> Problem to solve
Print all of the data exactly.

───── Extracted data

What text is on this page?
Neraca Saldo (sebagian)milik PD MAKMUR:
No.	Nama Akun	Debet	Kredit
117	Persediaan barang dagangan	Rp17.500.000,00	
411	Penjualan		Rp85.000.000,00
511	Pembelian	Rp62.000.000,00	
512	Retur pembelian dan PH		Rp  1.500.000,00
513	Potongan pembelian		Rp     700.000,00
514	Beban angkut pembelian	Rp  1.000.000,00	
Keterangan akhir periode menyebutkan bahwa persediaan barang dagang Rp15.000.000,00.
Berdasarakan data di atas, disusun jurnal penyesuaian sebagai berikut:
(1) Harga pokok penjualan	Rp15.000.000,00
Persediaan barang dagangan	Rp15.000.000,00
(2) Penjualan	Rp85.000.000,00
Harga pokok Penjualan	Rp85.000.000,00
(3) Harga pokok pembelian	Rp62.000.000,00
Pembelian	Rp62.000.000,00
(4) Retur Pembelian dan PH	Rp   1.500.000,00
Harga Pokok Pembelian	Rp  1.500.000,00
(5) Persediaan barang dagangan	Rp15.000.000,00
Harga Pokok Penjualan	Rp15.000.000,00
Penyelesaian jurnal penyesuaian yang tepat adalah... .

──────────

> The output
What text is on this page?
Neraca Saldo (sebagian)milik PD MAKMUR:
No.	Nama Akun	Debet	Kredit
117	Persediaan barang dagangan	Rp17.500.000,00	
411	Penjualan		Rp85.000.000,00
511	Pembelian	Rp62.000.000,00	
512	Retur pembelian dan PH		Rp  1.500.000,00
513	Potongan pembelian		Rp     700.000,00
514	Beban angkut pembelian	Rp  1.000.000,00	
Keterangan akhir periode menyebutkan bahwa persediaan barang dagang Rp15.000.000,00.
Berdasarakan data di atas, disusun jurnal penyesuaian sebagai berikut:
(1) Harga pokok penjualan	Rp15.000.000,00
Persediaan barang dagangan	Rp15.000.000,00
(2) Penjualan	Rp85.000.000,00
Harga pokok Penjualan	Rp85.000.000,00
(3) Harga pokok pembelian	Rp62.000.000,00
Pembelian	Rp62.000.000,00
(4) Retur Pembelian dan PH	Rp   1.500.000,00
Harga Pokok Pembelian	Rp  1.500.000,00
(5) Persediaan barang dagangan	Rp15.000.000,00
Harga Pokok Penjualan	Rp15.000.000,00
Penyelesaian jurnal penyesuaian yang tepat adalah... .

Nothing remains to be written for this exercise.